## Given problem
In this exercise, reproduce all the entries that follow exactly.

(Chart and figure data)

--------

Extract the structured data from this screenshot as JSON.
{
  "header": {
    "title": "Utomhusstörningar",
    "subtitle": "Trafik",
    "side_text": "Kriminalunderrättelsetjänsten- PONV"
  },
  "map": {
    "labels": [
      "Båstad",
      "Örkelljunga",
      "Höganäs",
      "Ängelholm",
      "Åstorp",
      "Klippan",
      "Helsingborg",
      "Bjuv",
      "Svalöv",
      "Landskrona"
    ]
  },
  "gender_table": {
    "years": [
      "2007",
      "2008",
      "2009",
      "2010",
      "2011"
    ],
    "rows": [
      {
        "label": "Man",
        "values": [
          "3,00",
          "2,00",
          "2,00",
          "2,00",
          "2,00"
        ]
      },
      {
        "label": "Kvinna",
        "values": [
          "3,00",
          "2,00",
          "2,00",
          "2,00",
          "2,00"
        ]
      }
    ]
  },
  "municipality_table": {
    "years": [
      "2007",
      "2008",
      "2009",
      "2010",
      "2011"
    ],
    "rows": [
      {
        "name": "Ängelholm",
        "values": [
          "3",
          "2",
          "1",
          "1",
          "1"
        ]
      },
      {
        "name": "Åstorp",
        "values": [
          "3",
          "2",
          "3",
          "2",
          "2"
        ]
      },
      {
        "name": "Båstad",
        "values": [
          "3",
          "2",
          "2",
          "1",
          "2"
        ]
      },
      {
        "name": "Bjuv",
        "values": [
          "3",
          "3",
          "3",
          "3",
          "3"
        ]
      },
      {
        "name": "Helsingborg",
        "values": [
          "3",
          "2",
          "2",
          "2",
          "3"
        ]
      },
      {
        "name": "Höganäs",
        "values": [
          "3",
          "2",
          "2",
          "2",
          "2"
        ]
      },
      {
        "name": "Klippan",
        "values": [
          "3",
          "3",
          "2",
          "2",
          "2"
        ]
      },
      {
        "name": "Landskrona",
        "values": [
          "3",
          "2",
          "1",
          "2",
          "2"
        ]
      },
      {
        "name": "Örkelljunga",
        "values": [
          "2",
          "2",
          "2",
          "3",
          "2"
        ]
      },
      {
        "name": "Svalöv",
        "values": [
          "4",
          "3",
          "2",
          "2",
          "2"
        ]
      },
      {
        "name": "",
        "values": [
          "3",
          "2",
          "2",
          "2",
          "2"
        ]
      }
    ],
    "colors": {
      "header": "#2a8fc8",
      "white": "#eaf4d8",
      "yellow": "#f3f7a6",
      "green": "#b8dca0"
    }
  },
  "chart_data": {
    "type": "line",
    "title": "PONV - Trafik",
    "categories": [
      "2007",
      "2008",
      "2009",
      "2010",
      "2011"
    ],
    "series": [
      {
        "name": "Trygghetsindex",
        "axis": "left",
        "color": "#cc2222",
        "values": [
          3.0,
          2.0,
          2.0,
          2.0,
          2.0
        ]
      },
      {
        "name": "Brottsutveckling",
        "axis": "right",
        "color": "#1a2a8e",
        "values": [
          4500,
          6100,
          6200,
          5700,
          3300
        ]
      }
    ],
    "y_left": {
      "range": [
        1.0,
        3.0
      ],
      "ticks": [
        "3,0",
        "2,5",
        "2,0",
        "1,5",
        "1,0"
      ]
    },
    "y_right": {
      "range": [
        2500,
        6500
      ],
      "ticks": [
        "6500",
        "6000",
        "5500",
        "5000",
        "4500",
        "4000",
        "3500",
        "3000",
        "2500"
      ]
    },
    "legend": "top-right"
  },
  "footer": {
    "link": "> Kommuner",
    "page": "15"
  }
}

--------

## Complete output
Extract the structured data from this screenshot as JSON.
{
  "header": {
    "title": "Utomhusstörningar",
    "subtitle": "Trafik",
    "side_text": "Kriminalunderrättelsetjänsten- PONV"
  },
  "map": {
    "labels": [
      "Båstad",
      "Örkelljunga",
      "Höganäs",
      "Ängelholm",
      "Åstorp",
      "Klippan",
      "Helsingborg",
      "Bjuv",
      "Svalöv",
      "Landskrona"
    ]
  },
  "gender_table": {
    "years": [
      "2007",
      "2008",
      "2009",
      "2010",
      "2011"
    ],
    "rows": [
      {
        "label": "Man",
        "values": [
          "3,00",
          "2,00",
          "2,00",
          "2,00",
          "2,00"
        ]
      },
      {
        "label": "Kvinna",
        "values": [
          "3,00",
          "2,00",
          "2,00",
          "2,00",
          "2,00"
        ]
      }
    ]
  },
  "municipality_table": {
    "years": [
      "2007",
      "2008",
      "2009",
      "2010",
      "2011"
    ],
    "rows": [
      {
        "name": "Ängelholm",
        "values": [
          "3",
          "2",
          "1",
          "1",
          "1"
        ]
      },
      {
        "name": "Åstorp",
        "values": [
          "3",
          "2",
          "3",
          "2",
          "2"
        ]
      },
      {
        "name": "Båstad",
        "values": [
          "3",
          "2",
          "2",
          "1",
          "2"
        ]
      },
      {
        "name": "Bjuv",
        "values": [
          "3",
          "3",
          "3",
          "3",
          "3"
        ]
      },
      {
        "name": "Helsingborg",
        "values": [
          "3",
          "2",
          "2",
          "2",
          "3"
        ]
      },
      {
        "name": "Höganäs",
        "values": [
          "3",
          "2",
          "2",
          "2",
          "2"
        ]
      },
      {
        "name": "Klippan",
        "values": [
          "3",
          "3",
          "2",
          "2",
          "2"
        ]
      },
      {
        "name": "Landskrona",
        "values": [
          "3",
          "2",
          "1",
          "2",
          "2"
        ]
      },
      {
        "name": "Örkelljunga",
        "values": [
          "2",
          "2",
          "2",
          "3",
          "2"
        ]
      },
      {
        "name": "Svalöv",
        "values": [
          "4",
          "3",
          "2",
          "2",
          "2"
        ]
      },
      {
        "name": "",
        "values": [
          "3",
          "2",
          "2",
          "2",
          "2"
        ]
      }
    ],
    "colors": {
      "header": "#2a8fc8",
      "white": "#eaf4d8",
      "yellow": "#f3f7a6",
      "green": "#b8dca0"
    }
  },
  "chart_data": {
    "type": "line",
    "title": "PONV - Trafik",
    "categories": [
      "2007",
      "2008",
      "2009",
      "2010",
      "2011"
    ],
    "series": [
      {
        "name": "Trygghetsindex",
        "axis": "left",
        "color": "#cc2222",
        "values": [
          3.0,
          2.0,
          2.0,
          2.0,
          2.0
        ]
      },
      {
        "name": "Brottsutveckling",
        "axis": "right",
        "color": "#1a2a8e",
        "values": [
          4500,
          6100,
          6200,
          5700,
          3300
        ]
      }
    ],
    "y_left": {
      "range": [
        1.0,
        3.0
      ],
      "ticks": [
        "3,0",
        "2,5",
        "2,0",
        "1,5",
        "1,0"
      ]
    },
    "y_right": {
      "range": [
        2500,
        6500
      ],
      "ticks": [
        "6500",
        "6000",
        "5500",
        "5000",
        "4500",
        "4000",
        "3500",
        "3000",
        "2500"
      ]
    },
    "legend": "top-right"
  },
  "footer": {
    "link": "> Kommuner",
    "page": "15"
  }
}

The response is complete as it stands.